41 II Col. KESARI SINGH

== Controversies ==
Rajasthan Public Service Commission (RPSC) has faced multiple controversies in recent years, primarily centered around allegations of examination paper leaks, cheating scandals, administrative irregularities, and demands for institutional reform.

=== Paper leak scandals ===
In December 2022, the commission cancelled the 2nd grade teacher competitive examination for general knowledge after evidence confirmed a paper leak. Reports suggested the involvement of a paper leak mafia, with one instance involving a mastermind allegedly solving papers in a bus for a fee of ₹10 lakh. The RPSC permanently barred 46 candidates involved in the scandal from future examinations.

━━━━━━━━━━━━━━━━━━━━

◆ Brief 1:
Condense the paragraph beginning "In December 2022" in the RPSC controversies text into a short bulleted list that keeps its main facts.
◆ Brief 2:
According to the RPSC controversies text, how many candidates did the commission permanently bar from future examinations over the 2022 paper leak?

━━━━━━━━━━━━━━━━━━━━

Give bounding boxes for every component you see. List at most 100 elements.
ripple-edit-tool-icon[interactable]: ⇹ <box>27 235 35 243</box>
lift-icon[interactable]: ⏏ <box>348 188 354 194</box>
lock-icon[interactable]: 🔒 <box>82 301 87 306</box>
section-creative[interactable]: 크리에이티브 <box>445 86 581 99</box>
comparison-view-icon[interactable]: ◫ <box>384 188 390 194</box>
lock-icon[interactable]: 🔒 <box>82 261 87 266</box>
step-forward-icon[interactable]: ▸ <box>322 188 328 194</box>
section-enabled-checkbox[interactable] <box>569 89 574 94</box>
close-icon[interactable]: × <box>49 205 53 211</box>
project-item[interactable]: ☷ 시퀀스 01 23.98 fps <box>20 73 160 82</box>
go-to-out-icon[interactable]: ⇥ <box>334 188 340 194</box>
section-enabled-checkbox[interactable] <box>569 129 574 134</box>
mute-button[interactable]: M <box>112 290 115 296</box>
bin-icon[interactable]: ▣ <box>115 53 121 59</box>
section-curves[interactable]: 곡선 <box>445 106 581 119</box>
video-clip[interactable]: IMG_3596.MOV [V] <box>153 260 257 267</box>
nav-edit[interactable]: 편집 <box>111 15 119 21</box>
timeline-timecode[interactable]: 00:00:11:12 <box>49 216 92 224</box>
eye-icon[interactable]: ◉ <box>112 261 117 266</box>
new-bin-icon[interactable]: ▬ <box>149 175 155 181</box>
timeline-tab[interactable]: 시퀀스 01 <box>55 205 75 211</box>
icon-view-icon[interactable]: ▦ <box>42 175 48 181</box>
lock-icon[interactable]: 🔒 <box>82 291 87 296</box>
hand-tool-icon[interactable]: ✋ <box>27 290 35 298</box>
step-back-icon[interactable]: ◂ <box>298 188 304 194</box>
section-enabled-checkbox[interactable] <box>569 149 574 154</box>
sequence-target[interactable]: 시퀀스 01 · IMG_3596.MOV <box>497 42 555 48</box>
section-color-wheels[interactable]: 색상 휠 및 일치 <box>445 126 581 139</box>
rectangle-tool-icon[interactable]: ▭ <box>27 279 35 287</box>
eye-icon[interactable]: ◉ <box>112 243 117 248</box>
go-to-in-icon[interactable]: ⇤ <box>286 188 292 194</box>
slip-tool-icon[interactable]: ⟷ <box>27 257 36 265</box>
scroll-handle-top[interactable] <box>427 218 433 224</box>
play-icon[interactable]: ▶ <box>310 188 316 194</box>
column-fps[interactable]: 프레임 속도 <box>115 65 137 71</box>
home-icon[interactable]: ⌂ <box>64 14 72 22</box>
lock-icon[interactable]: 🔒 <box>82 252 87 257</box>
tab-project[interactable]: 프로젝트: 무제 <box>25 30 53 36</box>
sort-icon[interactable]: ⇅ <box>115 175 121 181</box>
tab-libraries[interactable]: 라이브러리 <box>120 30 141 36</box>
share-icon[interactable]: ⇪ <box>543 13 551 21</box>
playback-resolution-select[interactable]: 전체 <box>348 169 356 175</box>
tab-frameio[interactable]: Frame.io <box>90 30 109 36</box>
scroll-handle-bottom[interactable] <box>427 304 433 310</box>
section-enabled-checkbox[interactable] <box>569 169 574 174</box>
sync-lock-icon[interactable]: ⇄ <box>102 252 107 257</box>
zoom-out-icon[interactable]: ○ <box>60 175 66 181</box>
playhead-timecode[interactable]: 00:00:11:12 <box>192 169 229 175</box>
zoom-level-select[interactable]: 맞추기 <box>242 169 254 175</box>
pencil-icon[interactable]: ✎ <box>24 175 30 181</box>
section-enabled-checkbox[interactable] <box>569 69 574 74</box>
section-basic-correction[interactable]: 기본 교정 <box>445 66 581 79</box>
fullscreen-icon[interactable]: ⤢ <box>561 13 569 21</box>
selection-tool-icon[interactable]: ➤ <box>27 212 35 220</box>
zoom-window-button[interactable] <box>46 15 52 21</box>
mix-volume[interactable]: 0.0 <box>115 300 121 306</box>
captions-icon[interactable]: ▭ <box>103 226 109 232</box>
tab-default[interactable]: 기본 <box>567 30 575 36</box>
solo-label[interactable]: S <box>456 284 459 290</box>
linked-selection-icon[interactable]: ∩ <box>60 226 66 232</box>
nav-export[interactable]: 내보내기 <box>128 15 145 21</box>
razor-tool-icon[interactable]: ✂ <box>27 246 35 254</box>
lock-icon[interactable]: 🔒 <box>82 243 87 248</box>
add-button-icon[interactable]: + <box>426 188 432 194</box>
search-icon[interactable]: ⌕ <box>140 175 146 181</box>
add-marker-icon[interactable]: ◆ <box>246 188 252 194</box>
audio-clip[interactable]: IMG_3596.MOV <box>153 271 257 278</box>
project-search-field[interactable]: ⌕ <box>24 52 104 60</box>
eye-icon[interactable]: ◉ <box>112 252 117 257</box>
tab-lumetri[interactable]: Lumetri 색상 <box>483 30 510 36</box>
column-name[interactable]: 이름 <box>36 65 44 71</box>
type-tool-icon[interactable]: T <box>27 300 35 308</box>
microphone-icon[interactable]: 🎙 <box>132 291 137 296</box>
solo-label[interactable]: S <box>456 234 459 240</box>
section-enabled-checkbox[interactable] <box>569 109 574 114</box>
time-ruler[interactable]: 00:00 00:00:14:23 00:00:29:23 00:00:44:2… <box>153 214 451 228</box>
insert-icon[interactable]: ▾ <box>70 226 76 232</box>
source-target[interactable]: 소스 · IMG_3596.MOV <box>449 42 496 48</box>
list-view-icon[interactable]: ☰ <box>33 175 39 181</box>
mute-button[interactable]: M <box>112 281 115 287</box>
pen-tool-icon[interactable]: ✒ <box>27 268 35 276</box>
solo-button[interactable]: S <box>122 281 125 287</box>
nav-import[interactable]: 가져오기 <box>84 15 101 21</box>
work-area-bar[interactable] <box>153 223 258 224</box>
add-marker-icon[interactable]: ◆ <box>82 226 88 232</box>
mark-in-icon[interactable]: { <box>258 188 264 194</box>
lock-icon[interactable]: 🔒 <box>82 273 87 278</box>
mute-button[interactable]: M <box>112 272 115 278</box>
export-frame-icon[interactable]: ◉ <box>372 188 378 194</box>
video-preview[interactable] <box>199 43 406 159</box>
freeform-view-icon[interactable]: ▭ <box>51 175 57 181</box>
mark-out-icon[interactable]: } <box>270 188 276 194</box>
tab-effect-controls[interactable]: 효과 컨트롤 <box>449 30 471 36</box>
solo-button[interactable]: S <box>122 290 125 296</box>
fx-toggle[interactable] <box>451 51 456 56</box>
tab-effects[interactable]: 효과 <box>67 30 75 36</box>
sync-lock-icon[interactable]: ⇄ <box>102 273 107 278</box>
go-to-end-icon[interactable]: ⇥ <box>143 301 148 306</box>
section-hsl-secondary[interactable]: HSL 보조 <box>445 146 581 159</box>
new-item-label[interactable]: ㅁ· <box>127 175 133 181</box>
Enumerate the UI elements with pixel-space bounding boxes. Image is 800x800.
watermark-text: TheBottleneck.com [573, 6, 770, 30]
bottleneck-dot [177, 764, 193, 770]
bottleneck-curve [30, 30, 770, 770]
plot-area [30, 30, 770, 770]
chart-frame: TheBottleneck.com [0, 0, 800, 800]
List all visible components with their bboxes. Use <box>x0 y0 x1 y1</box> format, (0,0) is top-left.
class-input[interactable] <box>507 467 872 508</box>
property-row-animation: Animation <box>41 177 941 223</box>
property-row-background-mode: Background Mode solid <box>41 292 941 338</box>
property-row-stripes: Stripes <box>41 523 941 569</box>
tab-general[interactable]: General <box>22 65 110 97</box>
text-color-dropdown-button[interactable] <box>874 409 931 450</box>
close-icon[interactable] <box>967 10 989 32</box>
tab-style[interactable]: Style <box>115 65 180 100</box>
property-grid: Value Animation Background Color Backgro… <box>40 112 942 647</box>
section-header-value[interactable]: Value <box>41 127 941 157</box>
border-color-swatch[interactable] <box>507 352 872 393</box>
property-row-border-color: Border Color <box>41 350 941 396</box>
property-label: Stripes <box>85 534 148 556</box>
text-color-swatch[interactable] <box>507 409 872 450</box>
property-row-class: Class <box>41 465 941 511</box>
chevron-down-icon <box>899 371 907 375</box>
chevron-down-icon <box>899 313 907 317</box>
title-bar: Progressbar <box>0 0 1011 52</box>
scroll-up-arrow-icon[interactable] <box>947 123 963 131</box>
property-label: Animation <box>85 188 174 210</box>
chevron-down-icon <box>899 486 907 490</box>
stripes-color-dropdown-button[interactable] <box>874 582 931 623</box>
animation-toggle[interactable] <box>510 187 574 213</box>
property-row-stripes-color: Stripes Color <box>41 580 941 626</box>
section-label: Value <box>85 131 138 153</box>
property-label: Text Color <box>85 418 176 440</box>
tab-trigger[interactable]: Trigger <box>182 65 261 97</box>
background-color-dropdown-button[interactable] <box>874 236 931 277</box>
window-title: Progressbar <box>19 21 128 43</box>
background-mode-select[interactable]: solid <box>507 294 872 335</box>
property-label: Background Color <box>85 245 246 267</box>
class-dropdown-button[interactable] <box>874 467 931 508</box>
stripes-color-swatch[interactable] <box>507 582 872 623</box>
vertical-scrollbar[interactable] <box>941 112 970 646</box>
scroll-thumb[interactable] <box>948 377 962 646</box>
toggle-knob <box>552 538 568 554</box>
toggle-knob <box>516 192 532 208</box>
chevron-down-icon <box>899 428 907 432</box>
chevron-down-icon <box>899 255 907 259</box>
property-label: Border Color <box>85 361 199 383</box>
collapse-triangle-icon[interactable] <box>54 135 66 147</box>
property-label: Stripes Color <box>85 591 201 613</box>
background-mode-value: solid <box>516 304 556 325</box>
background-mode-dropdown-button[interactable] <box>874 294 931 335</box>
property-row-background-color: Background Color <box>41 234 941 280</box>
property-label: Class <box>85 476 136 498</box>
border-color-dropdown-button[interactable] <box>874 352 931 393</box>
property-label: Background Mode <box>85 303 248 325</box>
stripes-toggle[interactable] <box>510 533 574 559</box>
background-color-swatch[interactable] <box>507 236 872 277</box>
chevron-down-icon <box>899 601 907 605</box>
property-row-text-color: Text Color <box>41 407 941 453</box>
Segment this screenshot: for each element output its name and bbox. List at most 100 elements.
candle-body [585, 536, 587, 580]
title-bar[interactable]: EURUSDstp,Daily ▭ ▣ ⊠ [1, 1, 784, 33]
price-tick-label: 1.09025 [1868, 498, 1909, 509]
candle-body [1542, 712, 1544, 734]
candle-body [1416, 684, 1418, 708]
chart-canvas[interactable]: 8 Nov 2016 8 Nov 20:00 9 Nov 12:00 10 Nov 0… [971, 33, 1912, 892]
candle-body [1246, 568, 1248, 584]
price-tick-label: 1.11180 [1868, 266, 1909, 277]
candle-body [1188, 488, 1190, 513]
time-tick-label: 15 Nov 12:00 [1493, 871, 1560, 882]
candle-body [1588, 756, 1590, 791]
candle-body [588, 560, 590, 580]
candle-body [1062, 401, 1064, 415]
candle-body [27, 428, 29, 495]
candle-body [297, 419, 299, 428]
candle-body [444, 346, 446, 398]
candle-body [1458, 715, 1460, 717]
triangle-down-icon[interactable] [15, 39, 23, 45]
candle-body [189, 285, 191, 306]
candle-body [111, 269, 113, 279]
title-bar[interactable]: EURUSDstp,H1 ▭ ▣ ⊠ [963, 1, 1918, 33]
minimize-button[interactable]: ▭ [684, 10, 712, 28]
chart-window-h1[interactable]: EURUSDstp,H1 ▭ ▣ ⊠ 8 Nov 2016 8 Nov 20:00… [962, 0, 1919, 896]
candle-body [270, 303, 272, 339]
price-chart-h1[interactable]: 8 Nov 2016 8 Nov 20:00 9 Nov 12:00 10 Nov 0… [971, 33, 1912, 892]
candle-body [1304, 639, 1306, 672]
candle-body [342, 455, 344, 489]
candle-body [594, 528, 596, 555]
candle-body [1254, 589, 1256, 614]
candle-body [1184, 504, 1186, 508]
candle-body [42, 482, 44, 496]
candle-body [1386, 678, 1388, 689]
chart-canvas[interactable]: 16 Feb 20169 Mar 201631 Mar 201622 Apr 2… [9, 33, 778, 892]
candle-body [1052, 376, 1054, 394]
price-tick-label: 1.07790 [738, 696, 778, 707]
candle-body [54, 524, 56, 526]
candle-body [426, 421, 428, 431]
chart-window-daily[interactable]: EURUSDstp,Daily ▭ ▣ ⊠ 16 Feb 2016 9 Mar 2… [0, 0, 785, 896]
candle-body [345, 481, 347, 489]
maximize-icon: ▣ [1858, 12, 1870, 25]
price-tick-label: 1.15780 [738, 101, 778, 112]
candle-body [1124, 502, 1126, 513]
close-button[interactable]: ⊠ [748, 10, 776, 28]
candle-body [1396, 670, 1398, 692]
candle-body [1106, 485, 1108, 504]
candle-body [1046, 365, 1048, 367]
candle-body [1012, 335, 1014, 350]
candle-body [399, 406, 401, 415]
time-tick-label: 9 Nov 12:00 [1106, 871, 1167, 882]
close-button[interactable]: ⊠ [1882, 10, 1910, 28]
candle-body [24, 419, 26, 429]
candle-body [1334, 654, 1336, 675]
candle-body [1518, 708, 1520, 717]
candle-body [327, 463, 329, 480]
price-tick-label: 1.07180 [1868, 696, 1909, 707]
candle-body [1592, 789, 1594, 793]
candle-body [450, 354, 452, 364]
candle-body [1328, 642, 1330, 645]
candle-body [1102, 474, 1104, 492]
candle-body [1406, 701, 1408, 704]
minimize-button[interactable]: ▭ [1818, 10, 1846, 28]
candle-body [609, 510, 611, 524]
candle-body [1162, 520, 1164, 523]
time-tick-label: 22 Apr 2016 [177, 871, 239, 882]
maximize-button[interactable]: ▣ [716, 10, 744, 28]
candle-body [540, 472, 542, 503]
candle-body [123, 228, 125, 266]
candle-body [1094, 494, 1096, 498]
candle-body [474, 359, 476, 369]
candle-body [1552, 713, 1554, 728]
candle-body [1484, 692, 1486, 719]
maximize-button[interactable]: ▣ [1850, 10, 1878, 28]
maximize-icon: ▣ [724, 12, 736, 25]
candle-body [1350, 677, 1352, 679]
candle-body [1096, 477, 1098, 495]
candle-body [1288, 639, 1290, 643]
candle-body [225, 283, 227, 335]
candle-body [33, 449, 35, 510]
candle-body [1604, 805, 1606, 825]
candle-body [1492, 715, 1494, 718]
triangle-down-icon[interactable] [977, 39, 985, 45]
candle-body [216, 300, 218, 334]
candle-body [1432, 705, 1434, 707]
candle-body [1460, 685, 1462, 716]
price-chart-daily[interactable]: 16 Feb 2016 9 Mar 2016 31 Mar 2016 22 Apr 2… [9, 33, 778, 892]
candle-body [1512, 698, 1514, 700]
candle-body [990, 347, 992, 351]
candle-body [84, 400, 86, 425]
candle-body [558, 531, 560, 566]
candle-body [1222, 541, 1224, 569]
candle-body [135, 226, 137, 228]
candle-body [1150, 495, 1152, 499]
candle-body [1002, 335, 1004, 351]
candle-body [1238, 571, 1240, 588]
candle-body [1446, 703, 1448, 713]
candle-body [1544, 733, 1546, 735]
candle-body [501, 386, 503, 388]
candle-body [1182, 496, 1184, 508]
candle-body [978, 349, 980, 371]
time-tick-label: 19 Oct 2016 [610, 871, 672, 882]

━━━━━━━━━━━━━━━━━━━━

◆ Answer area 1:
- December 2022: the RPSC cancelled the 2nd grade teacher competitive examination for general knowledge after evidence confirmed a paper leak.
- Reports pointed to a paper leak mafia. In one case, a mastermind allegedly solved papers in a bus for a fee of ₹10 lakh.
- The RPSC permanently barred the 46 candidates involved from future examinations.

◆ Answer area 2:
46 candidates.